Set exercise
Give back every line exactly as it appears, pictures excluded.

───── Supplied material

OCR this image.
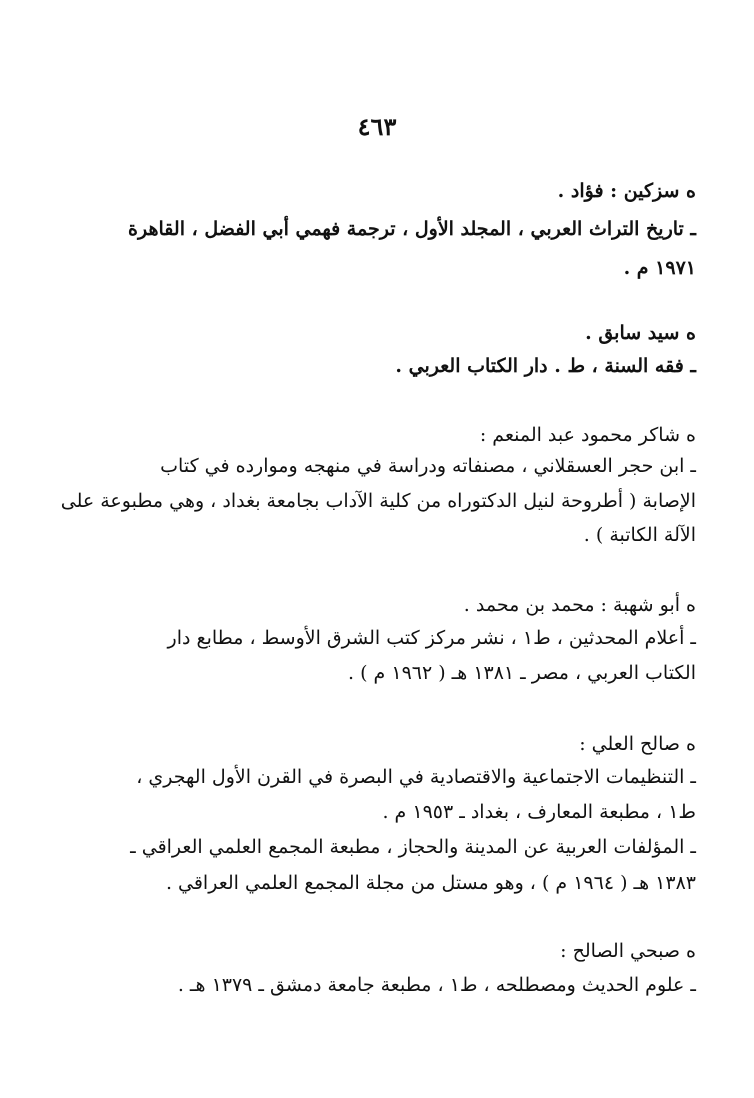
٤٦٣

ه سزكين : فؤاد .

ـ تاريخ التراث العربي ، المجلد الأول ، ترجمة فهمي أبي الفضل ، القاهرة

١٩٧١ م .

ه سيد سابق .

ـ فقه السنة ، ط . دار الكتاب العربي .

ه شاكر محمود عبد المنعم :

ـ ابن حجر العسقلاني ، مصنفاته ودراسة في منهجه وموارده في كتاب

الإصابة ( أطروحة لنيل الدكتوراه من كلية الآداب بجامعة بغداد ، وهي مطبوعة على

الآلة الكاتبة ) .

ه أبو شهبة : محمد بن محمد .

ـ أعلام المحدثين ، ط١ ، نشر مركز كتب الشرق الأوسط ، مطابع دار

الكتاب العربي ، مصر ـ ١٣٨١ هـ ( ١٩٦٢ م ) .

ه صالح العلي :

ـ التنظيمات الاجتماعية والاقتصادية في البصرة في القرن الأول الهجري ،

ط١ ، مطبعة المعارف ، بغداد ـ ١٩٥٣ م .

ـ المؤلفات العربية عن المدينة والحجاز ، مطبعة المجمع العلمي العراقي ـ

١٣٨٣ هـ ( ١٩٦٤ م ) ، وهو مستل من مجلة المجمع العلمي العراقي .

ه صبحي الصالح :

ـ علوم الحديث ومصطلحه ، ط١ ، مطبعة جامعة دمشق ـ ١٣٧٩ هـ .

──────────

Result of this task
OCR this image.
٤٦٣

ه سزكين : فؤاد .

ـ تاريخ التراث العربي ، المجلد الأول ، ترجمة فهمي أبي الفضل ، القاهرة

١٩٧١ م .

ه سيد سابق .

ـ فقه السنة ، ط . دار الكتاب العربي .

ه شاكر محمود عبد المنعم :

ـ ابن حجر العسقلاني ، مصنفاته ودراسة في منهجه وموارده في كتاب

الإصابة ( أطروحة لنيل الدكتوراه من كلية الآداب بجامعة بغداد ، وهي مطبوعة على

الآلة الكاتبة ) .

ه أبو شهبة : محمد بن محمد .

ـ أعلام المحدثين ، ط١ ، نشر مركز كتب الشرق الأوسط ، مطابع دار

الكتاب العربي ، مصر ـ ١٣٨١ هـ ( ١٩٦٢ م ) .

ه صالح العلي :

ـ التنظيمات الاجتماعية والاقتصادية في البصرة في القرن الأول الهجري ،

ط١ ، مطبعة المعارف ، بغداد ـ ١٩٥٣ م .

ـ المؤلفات العربية عن المدينة والحجاز ، مطبعة المجمع العلمي العراقي ـ

١٣٨٣ هـ ( ١٩٦٤ م ) ، وهو مستل من مجلة المجمع العلمي العراقي .

ه صبحي الصالح :

ـ علوم الحديث ومصطلحه ، ط١ ، مطبعة جامعة دمشق ـ ١٣٧٩ هـ .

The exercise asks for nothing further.